The banking sector appears to be off to a rocky start in 2013, with the first round of quarterly results pointing towards slowing and even reversing revenue growth, resulting in a decline in profits.
Four banks – namely, Habib Bank, Faysal Bank, NIB Bank, and Soneri Bank – announced their financial results for the first quarter of 2013 on Friday.
Habib Bank, the largest bank in the country, posted lacklustre results, with revenues (defined as net interest income plus non-interest-based income) declining 5.5% to Rs13.1 billion during the first quarter of 2013, compared to Rs14.2 billion the same period last year. Profits were down an even larger 16.3% to stand at Rs5.1 billion for the quarter.
The problem for Habib Bank appears largely to be its higher cost of deposits. Interest income on its loans grew a healthy 17.8% to Rs31.3 billion. However, interest expenses appear to have grown much more rapidly, by nearly 47%, to reach Rs18.1 billion for the quarter. That caused a 7.4% decline in net interest income which trickled all the way down to the company’s bottom line.
The rise in cost of deposits for Habib Bank appears to be the result of the State Bank of Pakistan’s decision to raise the minimum rate of interest payable on savings accounts from 5% to 6%. The first quarter of 2012 was the last one during which the minimum rate was still 5%, since the decision was announced in April of that year.

= Task brief =
Reproduce verbatim the passage of the bank earnings article above that begins with the words "Four banks –" and ends with "company’s bottom line.".

= Data to examine =

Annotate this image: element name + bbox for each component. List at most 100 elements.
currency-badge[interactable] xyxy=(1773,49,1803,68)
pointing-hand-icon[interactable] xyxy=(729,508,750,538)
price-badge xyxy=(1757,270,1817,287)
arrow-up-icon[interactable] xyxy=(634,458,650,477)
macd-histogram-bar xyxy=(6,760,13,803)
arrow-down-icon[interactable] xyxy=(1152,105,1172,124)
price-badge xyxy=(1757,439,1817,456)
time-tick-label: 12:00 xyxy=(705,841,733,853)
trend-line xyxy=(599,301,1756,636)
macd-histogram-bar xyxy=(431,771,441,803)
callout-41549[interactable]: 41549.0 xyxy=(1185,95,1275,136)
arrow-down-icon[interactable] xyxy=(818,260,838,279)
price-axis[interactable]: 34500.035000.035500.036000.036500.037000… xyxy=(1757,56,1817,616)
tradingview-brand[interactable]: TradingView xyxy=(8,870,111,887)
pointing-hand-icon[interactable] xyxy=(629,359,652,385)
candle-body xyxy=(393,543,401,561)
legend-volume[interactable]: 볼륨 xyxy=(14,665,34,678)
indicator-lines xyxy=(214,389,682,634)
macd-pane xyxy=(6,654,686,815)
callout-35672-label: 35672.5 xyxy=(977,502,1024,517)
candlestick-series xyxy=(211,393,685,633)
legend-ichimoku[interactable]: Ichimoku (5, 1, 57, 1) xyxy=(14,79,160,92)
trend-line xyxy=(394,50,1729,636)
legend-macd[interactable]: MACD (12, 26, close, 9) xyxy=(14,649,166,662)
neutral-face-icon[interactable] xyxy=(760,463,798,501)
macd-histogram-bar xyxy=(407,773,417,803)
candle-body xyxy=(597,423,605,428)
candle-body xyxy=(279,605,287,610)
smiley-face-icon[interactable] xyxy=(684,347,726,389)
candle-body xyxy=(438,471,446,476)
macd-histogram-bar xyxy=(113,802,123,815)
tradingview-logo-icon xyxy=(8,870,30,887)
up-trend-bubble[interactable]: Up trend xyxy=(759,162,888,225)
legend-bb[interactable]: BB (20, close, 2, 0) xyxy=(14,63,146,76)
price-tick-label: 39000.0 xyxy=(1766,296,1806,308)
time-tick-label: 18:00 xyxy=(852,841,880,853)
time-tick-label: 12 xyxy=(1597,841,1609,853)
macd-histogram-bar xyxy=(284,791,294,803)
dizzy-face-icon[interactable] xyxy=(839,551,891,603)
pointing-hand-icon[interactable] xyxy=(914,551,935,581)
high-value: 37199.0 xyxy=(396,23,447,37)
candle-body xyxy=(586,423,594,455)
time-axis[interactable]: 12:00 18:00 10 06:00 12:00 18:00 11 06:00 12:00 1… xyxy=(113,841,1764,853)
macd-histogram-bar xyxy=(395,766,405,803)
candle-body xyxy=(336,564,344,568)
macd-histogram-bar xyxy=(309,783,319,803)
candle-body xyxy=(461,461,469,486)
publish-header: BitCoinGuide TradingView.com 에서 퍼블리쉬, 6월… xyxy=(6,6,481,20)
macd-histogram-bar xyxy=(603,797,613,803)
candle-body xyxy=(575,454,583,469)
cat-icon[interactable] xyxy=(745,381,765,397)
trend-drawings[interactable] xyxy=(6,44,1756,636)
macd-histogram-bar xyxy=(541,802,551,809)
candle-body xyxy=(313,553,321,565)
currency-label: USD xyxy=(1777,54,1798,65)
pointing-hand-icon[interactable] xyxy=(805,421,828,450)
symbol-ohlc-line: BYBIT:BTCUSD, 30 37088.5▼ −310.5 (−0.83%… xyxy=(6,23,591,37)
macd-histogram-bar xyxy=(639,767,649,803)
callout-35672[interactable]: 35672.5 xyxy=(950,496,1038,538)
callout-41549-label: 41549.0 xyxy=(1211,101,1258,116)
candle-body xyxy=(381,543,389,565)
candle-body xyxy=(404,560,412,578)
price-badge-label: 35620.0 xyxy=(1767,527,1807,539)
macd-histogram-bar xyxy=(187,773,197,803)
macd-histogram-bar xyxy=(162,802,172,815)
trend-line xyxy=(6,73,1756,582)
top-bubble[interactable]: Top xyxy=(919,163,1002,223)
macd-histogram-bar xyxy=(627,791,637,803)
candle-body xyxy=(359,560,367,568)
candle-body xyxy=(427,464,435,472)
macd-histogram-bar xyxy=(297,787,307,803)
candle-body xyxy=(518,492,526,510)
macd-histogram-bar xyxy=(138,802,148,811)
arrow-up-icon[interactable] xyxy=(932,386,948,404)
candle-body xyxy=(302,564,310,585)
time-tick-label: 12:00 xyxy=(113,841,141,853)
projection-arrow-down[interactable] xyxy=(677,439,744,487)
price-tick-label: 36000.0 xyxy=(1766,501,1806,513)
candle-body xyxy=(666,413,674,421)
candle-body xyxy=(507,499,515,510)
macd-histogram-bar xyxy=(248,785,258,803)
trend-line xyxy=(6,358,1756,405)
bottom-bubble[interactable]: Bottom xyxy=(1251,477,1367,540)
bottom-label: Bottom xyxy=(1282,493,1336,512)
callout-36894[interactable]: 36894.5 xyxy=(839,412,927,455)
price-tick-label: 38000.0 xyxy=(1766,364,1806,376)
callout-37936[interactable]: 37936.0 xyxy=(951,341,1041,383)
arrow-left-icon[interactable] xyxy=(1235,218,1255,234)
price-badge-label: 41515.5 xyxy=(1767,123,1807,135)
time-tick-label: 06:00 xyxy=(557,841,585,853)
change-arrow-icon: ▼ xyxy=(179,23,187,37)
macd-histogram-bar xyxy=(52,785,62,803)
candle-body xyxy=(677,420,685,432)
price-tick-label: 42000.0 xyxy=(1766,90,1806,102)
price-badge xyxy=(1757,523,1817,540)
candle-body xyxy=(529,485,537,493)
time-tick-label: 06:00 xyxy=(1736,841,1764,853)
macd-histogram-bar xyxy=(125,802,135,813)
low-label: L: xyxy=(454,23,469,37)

= Expected answer =
Four banks – namely, Habib Bank, Faysal Bank, NIB Bank, and Soneri Bank – announced their financial results for the first quarter of 2013 on Friday.
Habib Bank, the largest bank in the country, posted lacklustre results, with revenues (defined as net interest income plus non-interest-based income) declining 5.5% to Rs13.1 billion during the first quarter of 2013, compared to Rs14.2 billion the same period last year. Profits were down an even larger 16.3% to stand at Rs5.1 billion for the quarter.
The problem for Habib Bank appears largely to be its higher cost of deposits. Interest income on its loans grew a healthy 17.8% to Rs31.3 billion. However, interest expenses appear to have grown much more rapidly, by nearly 47%, to reach Rs18.1 billion for the quarter. That caused a 7.4% decline in net interest income which trickled all the way down to the company’s bottom line.